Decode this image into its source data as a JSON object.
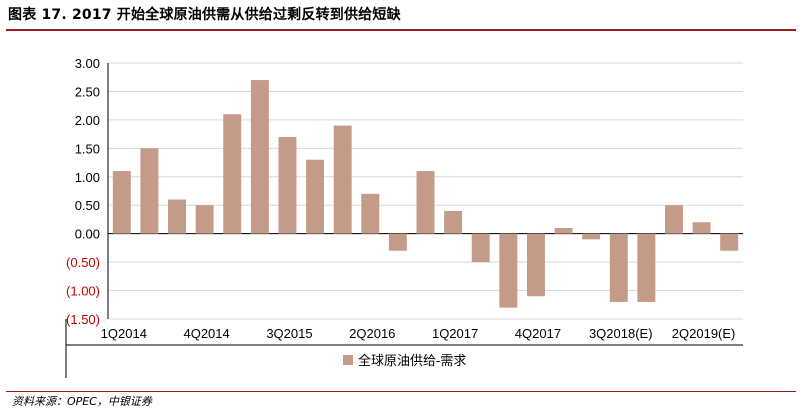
{
  "title": "图表 17. 2017 开始全球原油供需从供给过剩反转到供给短缺",
  "source": "资料来源：OPEC，中银证券",
  "colors": {
    "bar": "#c49a88",
    "negative_tick": "#c00000",
    "rule": "#9b1c1c",
    "grid": "#d9d9d9"
  },
  "chart_data": {
    "type": "bar",
    "categories": [
      "1Q2014",
      "2Q2014",
      "3Q2014",
      "4Q2014",
      "1Q2015",
      "2Q2015",
      "3Q2015",
      "4Q2015",
      "1Q2016",
      "2Q2016",
      "3Q2016",
      "4Q2016",
      "1Q2017",
      "2Q2017",
      "3Q2017",
      "4Q2017",
      "1Q2018",
      "2Q2018",
      "3Q2018(E)",
      "4Q2018(E)",
      "1Q2019(E)",
      "2Q2019(E)",
      "3Q2019(E)"
    ],
    "x_tick_labels": [
      "1Q2014",
      "",
      "",
      "4Q2014",
      "",
      "",
      "3Q2015",
      "",
      "",
      "2Q2016",
      "",
      "",
      "1Q2017",
      "",
      "",
      "4Q2017",
      "",
      "",
      "3Q2018(E)",
      "",
      "",
      "2Q2019(E)",
      ""
    ],
    "series": [
      {
        "name": "全球原油供给-需求",
        "values": [
          1.1,
          1.5,
          0.6,
          0.5,
          2.1,
          2.7,
          1.7,
          1.3,
          1.9,
          0.7,
          -0.3,
          1.1,
          0.4,
          -0.5,
          -1.3,
          -1.1,
          0.1,
          -0.1,
          -1.2,
          -1.2,
          0.5,
          0.2,
          -0.3
        ]
      }
    ],
    "y_ticks": [
      "3.00",
      "2.50",
      "2.00",
      "1.50",
      "1.00",
      "0.50",
      "0.00",
      "(0.50)",
      "(1.00)",
      "(1.50)"
    ],
    "ylim": [
      -1.5,
      3.0
    ],
    "grid": true,
    "legend": "bottom",
    "xlabel": "",
    "ylabel": ""
  }
}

++++++++++++++++++++

SET PROBLEM:
Print the complete listing exactly as it stands, without its pictures.

EXERCISE SOLUTION:
Decode this image into its source data as a JSON object.
{
  "title": "图表 17. 2017 开始全球原油供需从供给过剩反转到供给短缺",
  "source": "资料来源：OPEC，中银证券",
  "colors": {
    "bar": "#c49a88",
    "negative_tick": "#c00000",
    "rule": "#9b1c1c",
    "grid": "#d9d9d9"
  },
  "chart_data": {
    "type": "bar",
    "categories": [
      "1Q2014",
      "2Q2014",
      "3Q2014",
      "4Q2014",
      "1Q2015",
      "2Q2015",
      "3Q2015",
      "4Q2015",
      "1Q2016",
      "2Q2016",
      "3Q2016",
      "4Q2016",
      "1Q2017",
      "2Q2017",
      "3Q2017",
      "4Q2017",
      "1Q2018",
      "2Q2018",
      "3Q2018(E)",
      "4Q2018(E)",
      "1Q2019(E)",
      "2Q2019(E)",
      "3Q2019(E)"
    ],
    "x_tick_labels": [
      "1Q2014",
      "",
      "",
      "4Q2014",
      "",
      "",
      "3Q2015",
      "",
      "",
      "2Q2016",
      "",
      "",
      "1Q2017",
      "",
      "",
      "4Q2017",
      "",
      "",
      "3Q2018(E)",
      "",
      "",
      "2Q2019(E)",
      ""
    ],
    "series": [
      {
        "name": "全球原油供给-需求",
        "values": [
          1.1,
          1.5,
          0.6,
          0.5,
          2.1,
          2.7,
          1.7,
          1.3,
          1.9,
          0.7,
          -0.3,
          1.1,
          0.4,
          -0.5,
          -1.3,
          -1.1,
          0.1,
          -0.1,
          -1.2,
          -1.2,
          0.5,
          0.2,
          -0.3
        ]
      }
    ],
    "y_ticks": [
      "3.00",
      "2.50",
      "2.00",
      "1.50",
      "1.00",
      "0.50",
      "0.00",
      "(0.50)",
      "(1.00)",
      "(1.50)"
    ],
    "ylim": [
      -1.5,
      3.0
    ],
    "grid": true,
    "legend": "bottom",
    "xlabel": "",
    "ylabel": ""
  }
}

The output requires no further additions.